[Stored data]
* BEGIN *
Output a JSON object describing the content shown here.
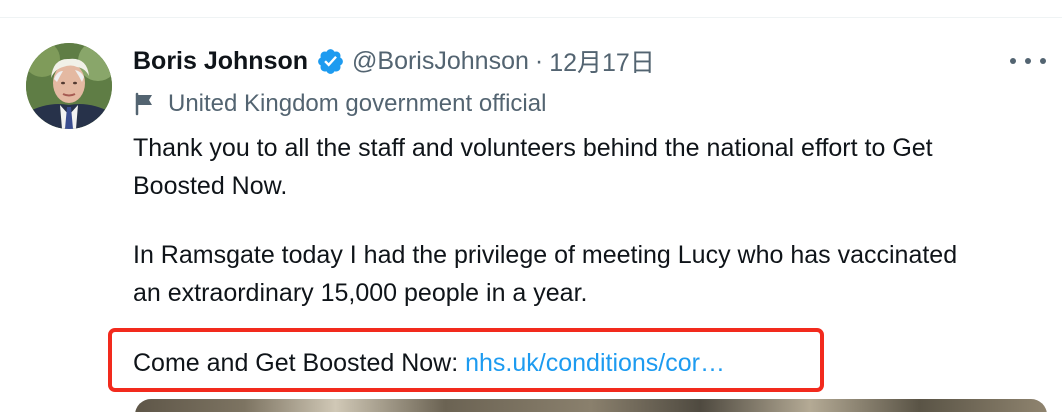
{
  "tweet": {
    "author": {
      "display_name": "Boris Johnson",
      "handle": "@BorisJohnson",
      "verified": true
    },
    "separator": "·",
    "date": "12月17日",
    "account_label": {
      "icon": "flag-icon",
      "text": "United Kingdom government official"
    },
    "body": {
      "paragraph_1_line_1": "Thank you to all the staff and volunteers behind the national effort to Get",
      "paragraph_1_line_2": "Boosted Now.",
      "paragraph_2_line_1": "In Ramsgate today I had the privilege of meeting Lucy who has vaccinated",
      "paragraph_2_line_2": "an extraordinary 15,000 people in a year.",
      "paragraph_3_text": "Come and Get Boosted Now: ",
      "paragraph_3_link": "nhs.uk/conditions/cor…"
    },
    "more_menu_icon": "more-horizontal-icon",
    "media_preview": "image-attachment"
  },
  "annotation": {
    "highlight_color": "#f22a1d"
  },
  "colors": {
    "primary_text": "#0f1419",
    "secondary_text": "#536471",
    "link": "#1d9bf0",
    "verified_badge": "#1d9bf0"
  }
}
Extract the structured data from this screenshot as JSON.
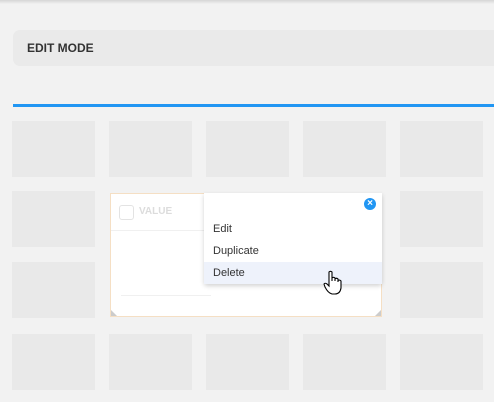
* END *
▸ **AIM OF THE EXERCISE**: Using the material above, return every line exactly as it appears, minus the pictures.

▸ **RESPONSE**:
Output a JSON object describing the content shown here.
{
  "tweet": {
    "author": {
      "display_name": "Boris Johnson",
      "handle": "@BorisJohnson",
      "verified": true
    },
    "separator": "·",
    "date": "12月17日",
    "account_label": {
      "icon": "flag-icon",
      "text": "United Kingdom government official"
    },
    "body": {
      "paragraph_1_line_1": "Thank you to all the staff and volunteers behind the national effort to Get",
      "paragraph_1_line_2": "Boosted Now.",
      "paragraph_2_line_1": "In Ramsgate today I had the privilege of meeting Lucy who has vaccinated",
      "paragraph_2_line_2": "an extraordinary 15,000 people in a year.",
      "paragraph_3_text": "Come and Get Boosted Now: ",
      "paragraph_3_link": "nhs.uk/conditions/cor…"
    },
    "more_menu_icon": "more-horizontal-icon",
    "media_preview": "image-attachment"
  },
  "annotation": {
    "highlight_color": "#f22a1d"
  },
  "colors": {
    "primary_text": "#0f1419",
    "secondary_text": "#536471",
    "link": "#1d9bf0",
    "verified_badge": "#1d9bf0"
  }
}
Extract the structured data from this screenshot as JSON.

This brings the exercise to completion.